= REQUIRED TASK =
Using the data beneath, show every line that includes the word "Upper".

= DATA SUPPLIED =
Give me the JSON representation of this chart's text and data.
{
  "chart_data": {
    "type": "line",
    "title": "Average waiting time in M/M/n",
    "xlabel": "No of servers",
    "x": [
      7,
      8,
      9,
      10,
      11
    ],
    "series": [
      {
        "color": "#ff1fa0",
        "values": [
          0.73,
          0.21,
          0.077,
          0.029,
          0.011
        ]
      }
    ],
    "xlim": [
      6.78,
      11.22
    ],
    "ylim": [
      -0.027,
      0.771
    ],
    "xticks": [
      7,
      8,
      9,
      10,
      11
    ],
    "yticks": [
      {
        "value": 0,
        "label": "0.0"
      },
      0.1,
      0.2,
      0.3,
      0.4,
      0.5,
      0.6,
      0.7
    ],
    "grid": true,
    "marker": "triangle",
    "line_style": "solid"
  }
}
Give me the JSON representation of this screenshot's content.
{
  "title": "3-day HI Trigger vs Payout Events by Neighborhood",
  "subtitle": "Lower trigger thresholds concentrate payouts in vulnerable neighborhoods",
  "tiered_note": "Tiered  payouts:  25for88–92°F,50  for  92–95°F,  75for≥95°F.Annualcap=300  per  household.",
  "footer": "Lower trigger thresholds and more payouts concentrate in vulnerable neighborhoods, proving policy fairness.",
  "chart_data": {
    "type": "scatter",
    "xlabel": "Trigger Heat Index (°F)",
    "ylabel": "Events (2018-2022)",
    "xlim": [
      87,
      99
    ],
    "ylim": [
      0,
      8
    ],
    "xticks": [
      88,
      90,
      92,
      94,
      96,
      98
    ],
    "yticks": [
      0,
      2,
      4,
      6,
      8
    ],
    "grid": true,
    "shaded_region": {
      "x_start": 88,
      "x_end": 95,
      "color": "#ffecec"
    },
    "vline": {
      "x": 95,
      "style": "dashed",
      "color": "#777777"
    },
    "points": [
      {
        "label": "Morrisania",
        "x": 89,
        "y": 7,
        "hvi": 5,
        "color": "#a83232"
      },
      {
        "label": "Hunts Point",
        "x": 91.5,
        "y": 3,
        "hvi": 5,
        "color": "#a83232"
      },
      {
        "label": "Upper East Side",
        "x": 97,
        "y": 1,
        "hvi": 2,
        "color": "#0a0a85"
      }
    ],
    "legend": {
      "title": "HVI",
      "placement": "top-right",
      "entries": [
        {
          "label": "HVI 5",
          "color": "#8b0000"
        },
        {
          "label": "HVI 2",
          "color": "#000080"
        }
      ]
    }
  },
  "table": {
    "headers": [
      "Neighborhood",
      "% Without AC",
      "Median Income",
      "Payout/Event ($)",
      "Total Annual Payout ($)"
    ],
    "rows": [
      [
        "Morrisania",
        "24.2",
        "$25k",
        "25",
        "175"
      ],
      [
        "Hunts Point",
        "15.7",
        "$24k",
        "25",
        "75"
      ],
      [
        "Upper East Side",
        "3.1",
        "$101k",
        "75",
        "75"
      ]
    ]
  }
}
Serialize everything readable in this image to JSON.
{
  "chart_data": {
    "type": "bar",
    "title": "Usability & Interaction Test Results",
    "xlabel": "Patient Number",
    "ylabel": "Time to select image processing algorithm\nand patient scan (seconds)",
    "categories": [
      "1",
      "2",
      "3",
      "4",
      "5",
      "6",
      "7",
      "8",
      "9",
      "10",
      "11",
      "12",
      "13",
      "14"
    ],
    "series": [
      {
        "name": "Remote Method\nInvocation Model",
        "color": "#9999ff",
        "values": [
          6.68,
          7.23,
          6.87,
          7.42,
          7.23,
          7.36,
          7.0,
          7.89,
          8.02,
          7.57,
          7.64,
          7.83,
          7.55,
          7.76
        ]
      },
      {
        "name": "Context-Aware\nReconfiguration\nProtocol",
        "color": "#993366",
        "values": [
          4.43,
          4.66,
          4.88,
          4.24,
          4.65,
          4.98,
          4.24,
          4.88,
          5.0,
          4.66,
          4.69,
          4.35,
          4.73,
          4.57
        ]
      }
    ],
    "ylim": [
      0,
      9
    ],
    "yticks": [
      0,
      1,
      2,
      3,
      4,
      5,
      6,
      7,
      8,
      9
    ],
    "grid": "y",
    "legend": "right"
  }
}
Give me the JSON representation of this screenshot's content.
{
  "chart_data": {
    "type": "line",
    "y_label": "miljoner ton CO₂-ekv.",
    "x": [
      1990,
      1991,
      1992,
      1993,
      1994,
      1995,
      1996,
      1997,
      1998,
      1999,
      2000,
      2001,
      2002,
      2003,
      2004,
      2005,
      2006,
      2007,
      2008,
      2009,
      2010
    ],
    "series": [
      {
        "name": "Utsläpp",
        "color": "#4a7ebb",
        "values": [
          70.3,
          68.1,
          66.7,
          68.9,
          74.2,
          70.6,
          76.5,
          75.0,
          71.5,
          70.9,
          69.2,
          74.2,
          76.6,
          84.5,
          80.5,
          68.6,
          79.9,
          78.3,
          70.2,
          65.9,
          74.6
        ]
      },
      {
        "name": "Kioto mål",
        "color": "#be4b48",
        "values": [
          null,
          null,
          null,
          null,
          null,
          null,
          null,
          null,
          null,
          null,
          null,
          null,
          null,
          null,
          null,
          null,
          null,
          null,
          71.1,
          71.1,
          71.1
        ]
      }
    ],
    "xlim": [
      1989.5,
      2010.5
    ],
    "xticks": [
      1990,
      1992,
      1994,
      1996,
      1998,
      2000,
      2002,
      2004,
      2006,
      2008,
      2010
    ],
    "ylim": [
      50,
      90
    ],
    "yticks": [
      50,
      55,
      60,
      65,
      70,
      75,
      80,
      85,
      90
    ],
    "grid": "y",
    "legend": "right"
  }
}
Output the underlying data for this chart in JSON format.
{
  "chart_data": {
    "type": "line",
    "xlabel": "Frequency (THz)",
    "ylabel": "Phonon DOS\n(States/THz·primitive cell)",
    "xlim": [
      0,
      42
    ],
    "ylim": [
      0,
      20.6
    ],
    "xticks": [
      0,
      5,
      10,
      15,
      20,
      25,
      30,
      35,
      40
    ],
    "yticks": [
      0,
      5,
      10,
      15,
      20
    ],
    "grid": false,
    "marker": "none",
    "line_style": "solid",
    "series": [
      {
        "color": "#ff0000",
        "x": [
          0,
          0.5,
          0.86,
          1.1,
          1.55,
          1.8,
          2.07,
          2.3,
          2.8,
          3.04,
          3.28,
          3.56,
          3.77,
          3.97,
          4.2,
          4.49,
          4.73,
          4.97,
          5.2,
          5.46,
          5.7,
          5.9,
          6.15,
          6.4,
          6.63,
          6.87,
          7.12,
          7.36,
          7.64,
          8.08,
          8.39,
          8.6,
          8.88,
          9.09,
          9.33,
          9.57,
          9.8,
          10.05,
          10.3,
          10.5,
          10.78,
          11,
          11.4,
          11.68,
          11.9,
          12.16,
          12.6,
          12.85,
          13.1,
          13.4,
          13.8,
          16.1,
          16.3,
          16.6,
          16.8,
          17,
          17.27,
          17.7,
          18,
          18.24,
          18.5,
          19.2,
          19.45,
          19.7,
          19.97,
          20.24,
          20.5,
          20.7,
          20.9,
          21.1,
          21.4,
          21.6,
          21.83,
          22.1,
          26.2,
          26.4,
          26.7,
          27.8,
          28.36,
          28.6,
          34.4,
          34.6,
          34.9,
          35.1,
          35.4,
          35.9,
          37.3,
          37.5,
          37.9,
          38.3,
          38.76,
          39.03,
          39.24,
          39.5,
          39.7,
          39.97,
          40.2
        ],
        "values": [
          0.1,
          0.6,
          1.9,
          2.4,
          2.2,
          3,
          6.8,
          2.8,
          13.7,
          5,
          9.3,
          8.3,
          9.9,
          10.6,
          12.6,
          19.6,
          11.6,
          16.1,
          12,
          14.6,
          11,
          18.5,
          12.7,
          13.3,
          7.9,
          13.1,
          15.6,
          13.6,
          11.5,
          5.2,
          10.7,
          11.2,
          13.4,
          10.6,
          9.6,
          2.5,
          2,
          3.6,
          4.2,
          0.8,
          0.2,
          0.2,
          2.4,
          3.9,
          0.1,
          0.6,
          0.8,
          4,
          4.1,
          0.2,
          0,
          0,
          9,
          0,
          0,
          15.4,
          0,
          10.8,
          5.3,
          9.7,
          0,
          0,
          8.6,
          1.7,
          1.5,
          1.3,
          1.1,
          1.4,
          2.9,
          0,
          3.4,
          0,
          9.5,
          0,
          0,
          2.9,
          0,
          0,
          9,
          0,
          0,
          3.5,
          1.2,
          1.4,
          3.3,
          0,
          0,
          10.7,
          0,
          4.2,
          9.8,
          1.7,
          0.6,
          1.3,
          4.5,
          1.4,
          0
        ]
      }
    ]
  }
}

= OUTPUT =
        "label": "Upper East Side",
        "Upper East Side",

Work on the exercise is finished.